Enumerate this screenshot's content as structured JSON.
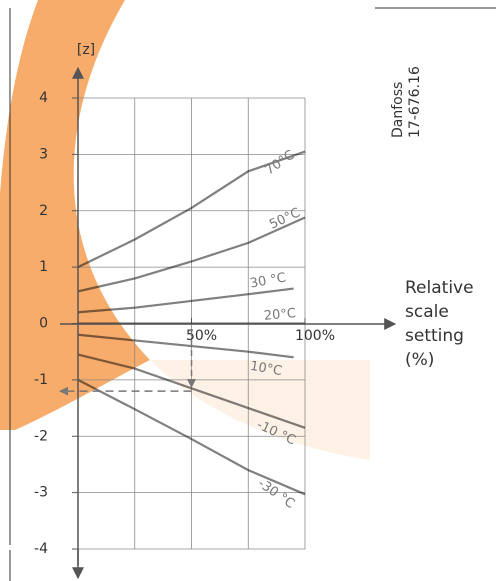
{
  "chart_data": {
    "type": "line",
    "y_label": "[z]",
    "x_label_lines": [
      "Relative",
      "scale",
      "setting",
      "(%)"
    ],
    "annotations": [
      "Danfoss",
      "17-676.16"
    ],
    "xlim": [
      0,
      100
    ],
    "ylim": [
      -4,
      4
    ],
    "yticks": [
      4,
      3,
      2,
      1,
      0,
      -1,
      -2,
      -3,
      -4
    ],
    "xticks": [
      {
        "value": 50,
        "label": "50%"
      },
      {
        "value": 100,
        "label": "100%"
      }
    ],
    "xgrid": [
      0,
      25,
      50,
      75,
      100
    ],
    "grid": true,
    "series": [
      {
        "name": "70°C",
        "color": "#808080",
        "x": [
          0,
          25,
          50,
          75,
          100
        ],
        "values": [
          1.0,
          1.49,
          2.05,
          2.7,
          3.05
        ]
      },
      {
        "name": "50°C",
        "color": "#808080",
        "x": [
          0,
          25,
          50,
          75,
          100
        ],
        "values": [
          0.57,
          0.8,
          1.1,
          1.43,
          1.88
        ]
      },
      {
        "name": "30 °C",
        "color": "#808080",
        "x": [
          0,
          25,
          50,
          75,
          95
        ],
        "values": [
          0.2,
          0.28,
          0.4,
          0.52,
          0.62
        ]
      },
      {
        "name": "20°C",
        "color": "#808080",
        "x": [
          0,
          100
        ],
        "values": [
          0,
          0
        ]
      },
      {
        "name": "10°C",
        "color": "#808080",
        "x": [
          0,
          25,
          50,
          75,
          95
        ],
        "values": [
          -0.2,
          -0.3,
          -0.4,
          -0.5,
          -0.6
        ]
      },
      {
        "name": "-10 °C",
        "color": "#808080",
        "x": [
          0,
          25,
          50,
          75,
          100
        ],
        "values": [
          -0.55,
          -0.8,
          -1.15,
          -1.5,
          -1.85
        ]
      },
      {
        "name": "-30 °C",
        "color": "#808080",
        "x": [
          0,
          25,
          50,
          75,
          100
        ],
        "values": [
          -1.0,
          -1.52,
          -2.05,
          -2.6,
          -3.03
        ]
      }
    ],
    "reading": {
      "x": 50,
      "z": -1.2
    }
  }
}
━━━━━━━━━━━━━━━━━━━━━━━━━━━━━━
**Goal of the exercise**
Give the count of lines holding the word "name", with no other words.

**Task result**
7